- _Data shown_
_____
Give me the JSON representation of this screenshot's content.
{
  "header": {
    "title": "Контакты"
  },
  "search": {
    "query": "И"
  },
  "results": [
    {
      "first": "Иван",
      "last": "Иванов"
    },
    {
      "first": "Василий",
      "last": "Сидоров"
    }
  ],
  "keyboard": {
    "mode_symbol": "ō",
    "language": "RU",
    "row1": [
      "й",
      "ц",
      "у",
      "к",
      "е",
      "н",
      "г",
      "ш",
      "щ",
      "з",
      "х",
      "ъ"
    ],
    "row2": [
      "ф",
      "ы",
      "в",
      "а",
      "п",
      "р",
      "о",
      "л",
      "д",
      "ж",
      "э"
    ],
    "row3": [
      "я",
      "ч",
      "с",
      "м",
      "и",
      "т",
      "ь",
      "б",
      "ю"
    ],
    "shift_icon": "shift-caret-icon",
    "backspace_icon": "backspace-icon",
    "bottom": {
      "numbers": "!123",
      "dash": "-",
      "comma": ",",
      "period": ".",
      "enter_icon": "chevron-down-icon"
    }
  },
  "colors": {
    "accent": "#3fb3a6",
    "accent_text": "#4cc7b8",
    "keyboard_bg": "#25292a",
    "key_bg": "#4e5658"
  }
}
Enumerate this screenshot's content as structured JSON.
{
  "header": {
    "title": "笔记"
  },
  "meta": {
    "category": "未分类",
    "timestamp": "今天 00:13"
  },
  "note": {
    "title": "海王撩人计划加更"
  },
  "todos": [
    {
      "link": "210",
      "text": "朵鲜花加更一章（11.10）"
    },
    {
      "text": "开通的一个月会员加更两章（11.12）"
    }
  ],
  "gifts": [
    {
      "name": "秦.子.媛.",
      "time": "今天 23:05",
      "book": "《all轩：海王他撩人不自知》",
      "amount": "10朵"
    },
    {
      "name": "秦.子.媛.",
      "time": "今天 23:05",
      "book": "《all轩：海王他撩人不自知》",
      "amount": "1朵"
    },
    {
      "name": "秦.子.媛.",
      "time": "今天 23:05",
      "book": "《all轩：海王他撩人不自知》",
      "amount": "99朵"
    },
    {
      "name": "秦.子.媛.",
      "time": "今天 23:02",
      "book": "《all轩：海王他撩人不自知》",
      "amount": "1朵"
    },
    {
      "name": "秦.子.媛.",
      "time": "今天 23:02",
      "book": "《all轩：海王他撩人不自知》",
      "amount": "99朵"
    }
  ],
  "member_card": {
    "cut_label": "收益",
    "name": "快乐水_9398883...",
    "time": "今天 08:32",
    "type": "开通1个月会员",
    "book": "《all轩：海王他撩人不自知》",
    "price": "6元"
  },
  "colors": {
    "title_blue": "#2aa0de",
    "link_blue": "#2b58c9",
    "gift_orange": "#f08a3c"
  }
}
_____
- _Objective_
Go through the preceding material and copy each line that has the word "screenshot".

- _Exercise response_
Give me the JSON representation of this screenshot's content.
Enumerate this screenshot's content as structured JSON.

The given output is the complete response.